| Material supplied |
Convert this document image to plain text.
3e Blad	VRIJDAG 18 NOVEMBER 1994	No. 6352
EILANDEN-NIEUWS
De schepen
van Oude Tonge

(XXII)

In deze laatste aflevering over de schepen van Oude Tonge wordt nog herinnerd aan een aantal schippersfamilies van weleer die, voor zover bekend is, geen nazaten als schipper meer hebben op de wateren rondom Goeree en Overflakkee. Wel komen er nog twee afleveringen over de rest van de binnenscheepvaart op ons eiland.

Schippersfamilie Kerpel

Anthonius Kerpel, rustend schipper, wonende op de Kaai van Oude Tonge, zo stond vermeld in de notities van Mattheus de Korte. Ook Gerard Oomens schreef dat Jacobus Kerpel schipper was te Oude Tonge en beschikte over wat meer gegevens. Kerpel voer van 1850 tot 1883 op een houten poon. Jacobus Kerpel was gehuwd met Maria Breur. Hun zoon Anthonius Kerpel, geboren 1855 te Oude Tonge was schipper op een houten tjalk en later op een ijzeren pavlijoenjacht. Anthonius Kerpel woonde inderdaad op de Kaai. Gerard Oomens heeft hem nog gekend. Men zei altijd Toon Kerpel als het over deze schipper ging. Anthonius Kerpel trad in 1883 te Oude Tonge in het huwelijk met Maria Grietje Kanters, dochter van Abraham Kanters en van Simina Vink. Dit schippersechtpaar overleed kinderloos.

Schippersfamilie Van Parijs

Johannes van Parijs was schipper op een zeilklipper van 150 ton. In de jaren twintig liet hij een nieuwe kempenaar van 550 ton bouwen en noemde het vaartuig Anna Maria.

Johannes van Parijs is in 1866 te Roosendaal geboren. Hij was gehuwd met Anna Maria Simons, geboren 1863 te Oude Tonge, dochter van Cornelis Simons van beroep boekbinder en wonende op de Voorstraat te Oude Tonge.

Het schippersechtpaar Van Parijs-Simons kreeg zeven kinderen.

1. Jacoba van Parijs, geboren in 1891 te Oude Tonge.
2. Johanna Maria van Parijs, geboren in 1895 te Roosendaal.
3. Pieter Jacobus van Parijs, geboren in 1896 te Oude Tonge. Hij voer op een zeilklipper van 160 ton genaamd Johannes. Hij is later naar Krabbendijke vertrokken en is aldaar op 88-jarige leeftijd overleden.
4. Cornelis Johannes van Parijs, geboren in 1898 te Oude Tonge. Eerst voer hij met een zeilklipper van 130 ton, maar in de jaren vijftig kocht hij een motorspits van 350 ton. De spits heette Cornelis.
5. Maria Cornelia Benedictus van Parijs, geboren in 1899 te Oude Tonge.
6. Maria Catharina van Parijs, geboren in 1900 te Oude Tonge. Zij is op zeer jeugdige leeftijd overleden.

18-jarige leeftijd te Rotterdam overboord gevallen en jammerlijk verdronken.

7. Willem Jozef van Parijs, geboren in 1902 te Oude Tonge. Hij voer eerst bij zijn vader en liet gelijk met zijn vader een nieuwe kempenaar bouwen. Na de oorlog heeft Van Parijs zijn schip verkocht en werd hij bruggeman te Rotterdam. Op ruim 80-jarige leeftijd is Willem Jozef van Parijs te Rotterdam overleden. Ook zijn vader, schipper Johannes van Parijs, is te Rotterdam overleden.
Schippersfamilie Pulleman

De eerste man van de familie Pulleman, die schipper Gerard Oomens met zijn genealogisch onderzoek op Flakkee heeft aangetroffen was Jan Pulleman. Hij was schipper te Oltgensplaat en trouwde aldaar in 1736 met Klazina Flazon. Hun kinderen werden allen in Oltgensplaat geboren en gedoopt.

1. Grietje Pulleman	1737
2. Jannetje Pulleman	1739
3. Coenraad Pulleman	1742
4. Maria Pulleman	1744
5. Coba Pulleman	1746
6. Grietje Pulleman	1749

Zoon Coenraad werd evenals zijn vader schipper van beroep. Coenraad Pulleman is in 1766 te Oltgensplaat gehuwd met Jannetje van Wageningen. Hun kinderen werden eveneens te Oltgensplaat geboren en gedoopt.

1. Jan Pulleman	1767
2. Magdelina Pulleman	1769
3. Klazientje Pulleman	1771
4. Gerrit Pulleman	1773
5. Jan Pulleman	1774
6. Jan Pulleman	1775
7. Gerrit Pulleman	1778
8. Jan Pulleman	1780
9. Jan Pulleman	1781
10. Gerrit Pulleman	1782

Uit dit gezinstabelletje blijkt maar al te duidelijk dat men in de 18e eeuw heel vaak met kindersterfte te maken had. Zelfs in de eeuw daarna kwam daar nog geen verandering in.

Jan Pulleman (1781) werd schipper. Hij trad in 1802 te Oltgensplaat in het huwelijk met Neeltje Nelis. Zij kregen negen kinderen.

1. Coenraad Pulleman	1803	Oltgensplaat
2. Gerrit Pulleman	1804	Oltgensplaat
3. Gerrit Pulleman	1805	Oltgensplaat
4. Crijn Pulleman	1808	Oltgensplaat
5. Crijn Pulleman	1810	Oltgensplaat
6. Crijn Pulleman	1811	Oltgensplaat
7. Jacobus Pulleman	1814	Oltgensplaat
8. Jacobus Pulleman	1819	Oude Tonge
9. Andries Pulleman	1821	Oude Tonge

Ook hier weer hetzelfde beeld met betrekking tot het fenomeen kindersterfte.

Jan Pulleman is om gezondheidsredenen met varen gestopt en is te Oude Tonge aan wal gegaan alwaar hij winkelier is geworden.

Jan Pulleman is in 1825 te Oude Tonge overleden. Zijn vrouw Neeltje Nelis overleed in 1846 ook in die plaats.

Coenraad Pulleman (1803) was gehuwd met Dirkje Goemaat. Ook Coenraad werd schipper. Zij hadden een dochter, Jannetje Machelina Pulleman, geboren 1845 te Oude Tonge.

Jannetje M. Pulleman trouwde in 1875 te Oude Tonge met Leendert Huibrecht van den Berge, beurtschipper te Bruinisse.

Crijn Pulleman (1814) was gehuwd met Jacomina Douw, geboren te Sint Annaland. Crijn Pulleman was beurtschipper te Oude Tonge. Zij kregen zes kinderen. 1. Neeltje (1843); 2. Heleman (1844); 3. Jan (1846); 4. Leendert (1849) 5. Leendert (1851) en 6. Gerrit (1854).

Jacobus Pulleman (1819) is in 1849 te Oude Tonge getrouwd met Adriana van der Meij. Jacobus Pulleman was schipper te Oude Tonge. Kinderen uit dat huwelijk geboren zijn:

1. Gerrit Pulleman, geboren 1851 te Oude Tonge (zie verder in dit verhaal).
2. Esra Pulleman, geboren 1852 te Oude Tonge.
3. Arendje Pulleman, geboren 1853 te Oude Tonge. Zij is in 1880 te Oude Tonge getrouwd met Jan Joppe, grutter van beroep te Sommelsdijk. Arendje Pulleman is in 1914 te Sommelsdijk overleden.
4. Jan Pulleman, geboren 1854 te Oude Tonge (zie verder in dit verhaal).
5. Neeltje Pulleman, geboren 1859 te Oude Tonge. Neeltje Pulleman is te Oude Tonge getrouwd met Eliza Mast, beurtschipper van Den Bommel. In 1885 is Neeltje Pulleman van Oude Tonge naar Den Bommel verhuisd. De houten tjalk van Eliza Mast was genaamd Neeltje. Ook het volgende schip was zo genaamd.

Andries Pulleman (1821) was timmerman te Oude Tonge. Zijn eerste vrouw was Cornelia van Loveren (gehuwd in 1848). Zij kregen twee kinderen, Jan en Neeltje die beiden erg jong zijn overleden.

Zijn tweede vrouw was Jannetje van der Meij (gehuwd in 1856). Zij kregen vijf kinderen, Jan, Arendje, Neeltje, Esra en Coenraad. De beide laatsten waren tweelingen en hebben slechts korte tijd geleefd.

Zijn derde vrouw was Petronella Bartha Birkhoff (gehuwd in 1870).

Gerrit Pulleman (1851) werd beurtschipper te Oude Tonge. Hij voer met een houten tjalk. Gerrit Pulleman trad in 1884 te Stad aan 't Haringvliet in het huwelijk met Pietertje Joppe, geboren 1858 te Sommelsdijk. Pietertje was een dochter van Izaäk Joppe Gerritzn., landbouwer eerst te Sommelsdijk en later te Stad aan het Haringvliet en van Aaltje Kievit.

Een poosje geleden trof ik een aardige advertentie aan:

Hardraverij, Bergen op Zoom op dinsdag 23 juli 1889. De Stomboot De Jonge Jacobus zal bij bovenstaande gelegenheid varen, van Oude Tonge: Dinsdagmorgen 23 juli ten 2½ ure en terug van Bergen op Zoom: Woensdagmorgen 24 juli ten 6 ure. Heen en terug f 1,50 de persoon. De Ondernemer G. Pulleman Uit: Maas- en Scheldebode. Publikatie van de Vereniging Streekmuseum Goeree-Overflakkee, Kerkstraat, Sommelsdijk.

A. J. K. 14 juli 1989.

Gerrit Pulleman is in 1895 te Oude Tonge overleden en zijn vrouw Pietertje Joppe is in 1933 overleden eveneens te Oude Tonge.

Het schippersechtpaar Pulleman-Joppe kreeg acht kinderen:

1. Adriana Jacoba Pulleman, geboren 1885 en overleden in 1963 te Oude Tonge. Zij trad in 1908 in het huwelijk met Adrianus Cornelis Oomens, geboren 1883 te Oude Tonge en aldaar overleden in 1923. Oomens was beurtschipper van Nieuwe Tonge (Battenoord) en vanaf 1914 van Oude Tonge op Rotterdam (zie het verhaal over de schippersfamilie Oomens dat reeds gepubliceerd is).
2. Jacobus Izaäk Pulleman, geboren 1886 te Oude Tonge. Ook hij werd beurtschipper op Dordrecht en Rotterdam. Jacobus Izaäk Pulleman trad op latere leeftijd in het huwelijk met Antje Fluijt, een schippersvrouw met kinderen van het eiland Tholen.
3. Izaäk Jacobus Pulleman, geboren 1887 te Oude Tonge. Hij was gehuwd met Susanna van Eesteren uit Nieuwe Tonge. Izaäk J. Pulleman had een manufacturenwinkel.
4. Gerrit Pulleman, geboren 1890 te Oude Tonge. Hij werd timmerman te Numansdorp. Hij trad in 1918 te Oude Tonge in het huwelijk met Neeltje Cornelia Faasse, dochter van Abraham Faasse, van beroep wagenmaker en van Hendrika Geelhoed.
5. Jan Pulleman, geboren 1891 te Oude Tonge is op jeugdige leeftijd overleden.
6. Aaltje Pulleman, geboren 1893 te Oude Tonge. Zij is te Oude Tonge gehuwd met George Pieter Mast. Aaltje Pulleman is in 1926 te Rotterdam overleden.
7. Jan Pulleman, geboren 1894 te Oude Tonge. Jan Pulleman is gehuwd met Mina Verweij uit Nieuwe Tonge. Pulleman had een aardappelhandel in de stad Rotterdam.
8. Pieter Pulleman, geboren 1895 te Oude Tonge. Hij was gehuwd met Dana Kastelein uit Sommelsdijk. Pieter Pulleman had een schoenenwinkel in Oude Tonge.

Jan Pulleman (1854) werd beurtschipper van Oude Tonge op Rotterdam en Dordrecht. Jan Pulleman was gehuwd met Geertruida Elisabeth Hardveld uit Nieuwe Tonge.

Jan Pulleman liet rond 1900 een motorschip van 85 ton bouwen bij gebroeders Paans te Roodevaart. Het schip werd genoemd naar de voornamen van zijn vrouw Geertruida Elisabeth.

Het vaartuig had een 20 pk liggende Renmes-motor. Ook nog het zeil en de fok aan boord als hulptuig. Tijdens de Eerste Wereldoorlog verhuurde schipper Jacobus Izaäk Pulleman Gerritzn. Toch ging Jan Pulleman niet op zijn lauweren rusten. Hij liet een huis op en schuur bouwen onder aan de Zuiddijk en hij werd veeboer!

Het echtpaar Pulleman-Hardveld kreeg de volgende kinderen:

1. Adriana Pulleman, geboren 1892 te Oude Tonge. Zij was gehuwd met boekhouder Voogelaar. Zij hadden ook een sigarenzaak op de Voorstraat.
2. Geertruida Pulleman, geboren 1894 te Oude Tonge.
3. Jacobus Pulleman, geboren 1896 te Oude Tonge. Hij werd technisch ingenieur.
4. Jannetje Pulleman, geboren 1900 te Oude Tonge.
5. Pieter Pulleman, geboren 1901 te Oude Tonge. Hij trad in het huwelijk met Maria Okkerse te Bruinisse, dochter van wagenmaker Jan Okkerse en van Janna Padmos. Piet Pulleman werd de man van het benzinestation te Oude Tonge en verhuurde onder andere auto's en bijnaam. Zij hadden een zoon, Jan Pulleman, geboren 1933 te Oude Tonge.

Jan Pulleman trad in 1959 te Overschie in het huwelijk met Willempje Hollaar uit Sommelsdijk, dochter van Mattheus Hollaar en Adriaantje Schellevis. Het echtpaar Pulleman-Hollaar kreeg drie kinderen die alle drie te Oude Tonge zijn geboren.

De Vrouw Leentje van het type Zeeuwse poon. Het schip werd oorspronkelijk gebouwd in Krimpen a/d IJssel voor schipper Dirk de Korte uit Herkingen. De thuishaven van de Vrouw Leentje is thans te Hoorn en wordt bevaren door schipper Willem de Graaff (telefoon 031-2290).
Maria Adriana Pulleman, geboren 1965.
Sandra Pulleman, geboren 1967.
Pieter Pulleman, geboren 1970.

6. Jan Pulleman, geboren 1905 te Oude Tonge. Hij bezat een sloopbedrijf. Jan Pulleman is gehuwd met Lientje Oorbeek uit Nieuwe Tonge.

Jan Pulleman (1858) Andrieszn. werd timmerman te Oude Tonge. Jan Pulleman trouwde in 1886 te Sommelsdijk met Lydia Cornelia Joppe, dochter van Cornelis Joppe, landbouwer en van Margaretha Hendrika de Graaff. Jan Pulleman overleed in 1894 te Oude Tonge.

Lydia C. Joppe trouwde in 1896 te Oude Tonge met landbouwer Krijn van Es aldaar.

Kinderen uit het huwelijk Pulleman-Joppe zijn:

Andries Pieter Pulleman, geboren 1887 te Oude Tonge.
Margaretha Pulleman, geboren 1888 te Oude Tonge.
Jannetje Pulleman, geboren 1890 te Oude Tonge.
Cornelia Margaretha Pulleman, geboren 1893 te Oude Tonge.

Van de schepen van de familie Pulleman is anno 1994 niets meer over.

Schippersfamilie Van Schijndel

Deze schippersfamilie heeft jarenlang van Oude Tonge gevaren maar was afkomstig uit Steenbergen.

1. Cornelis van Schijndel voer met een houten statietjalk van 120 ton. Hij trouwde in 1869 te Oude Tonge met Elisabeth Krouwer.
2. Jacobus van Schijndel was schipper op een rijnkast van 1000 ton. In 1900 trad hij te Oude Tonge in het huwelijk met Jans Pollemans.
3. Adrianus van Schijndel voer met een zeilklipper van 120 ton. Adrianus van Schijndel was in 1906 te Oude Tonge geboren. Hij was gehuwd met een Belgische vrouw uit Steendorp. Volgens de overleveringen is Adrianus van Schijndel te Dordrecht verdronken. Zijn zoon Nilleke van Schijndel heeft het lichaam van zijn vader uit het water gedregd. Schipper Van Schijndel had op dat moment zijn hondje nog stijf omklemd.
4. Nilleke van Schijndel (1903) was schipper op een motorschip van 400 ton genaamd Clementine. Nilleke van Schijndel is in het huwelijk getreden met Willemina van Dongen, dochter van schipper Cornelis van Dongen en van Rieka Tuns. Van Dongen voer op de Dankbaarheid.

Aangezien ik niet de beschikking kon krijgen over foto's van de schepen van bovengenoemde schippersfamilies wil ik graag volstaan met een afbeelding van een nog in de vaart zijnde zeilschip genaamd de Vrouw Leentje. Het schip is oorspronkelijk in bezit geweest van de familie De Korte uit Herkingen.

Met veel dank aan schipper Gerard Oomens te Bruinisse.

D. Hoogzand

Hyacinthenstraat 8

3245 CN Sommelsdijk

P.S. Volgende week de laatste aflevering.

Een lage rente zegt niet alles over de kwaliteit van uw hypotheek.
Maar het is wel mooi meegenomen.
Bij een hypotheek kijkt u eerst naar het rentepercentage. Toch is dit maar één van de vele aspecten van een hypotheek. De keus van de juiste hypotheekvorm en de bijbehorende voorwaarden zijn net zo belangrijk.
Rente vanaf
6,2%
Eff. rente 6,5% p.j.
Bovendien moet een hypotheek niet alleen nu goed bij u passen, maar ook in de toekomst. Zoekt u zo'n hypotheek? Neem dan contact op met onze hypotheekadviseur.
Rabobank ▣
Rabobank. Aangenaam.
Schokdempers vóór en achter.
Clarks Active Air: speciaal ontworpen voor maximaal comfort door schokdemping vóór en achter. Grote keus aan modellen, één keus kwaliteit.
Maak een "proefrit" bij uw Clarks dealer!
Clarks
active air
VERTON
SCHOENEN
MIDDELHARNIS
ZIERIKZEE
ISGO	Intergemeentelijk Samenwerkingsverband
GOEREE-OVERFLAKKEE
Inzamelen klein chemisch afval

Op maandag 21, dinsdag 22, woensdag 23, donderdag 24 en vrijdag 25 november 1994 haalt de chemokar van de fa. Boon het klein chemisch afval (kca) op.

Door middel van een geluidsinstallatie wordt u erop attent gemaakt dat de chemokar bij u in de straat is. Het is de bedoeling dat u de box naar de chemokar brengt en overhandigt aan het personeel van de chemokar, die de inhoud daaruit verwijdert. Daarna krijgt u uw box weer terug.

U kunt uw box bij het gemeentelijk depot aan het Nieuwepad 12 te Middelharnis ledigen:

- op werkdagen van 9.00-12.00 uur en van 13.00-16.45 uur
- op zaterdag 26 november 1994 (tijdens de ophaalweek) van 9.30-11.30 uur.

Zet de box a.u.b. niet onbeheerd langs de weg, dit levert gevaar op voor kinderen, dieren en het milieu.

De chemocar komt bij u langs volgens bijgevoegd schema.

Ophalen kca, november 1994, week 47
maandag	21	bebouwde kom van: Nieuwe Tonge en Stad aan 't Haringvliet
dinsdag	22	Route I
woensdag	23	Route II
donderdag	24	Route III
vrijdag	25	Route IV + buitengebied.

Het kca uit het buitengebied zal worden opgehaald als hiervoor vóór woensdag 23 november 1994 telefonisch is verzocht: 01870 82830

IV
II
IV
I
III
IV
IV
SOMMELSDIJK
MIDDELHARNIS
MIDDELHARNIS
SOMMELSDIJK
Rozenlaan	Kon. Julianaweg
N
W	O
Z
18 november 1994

| Assignment |
Whenever the string "kreeg" shows up in a line above, copy that line.

| Written answer |
Het schippersechtpaar Van Parijs-Simons kreeg zeven kinderen.
Het schippersechtpaar Pulleman-Joppe kreeg acht kinderen:
Het echtpaar Pulleman-Hardveld kreeg de volgende kinderen:
Jan Pulleman trad in 1959 te Overschie in het huwelijk met Willempje Hollaar uit Sommelsdijk, dochter van Mattheus Hollaar en Adriaantje Schellevis. Het echtpaar Pulleman-Hollaar kreeg drie kinderen die alle drie te Oude Tonge zijn geboren.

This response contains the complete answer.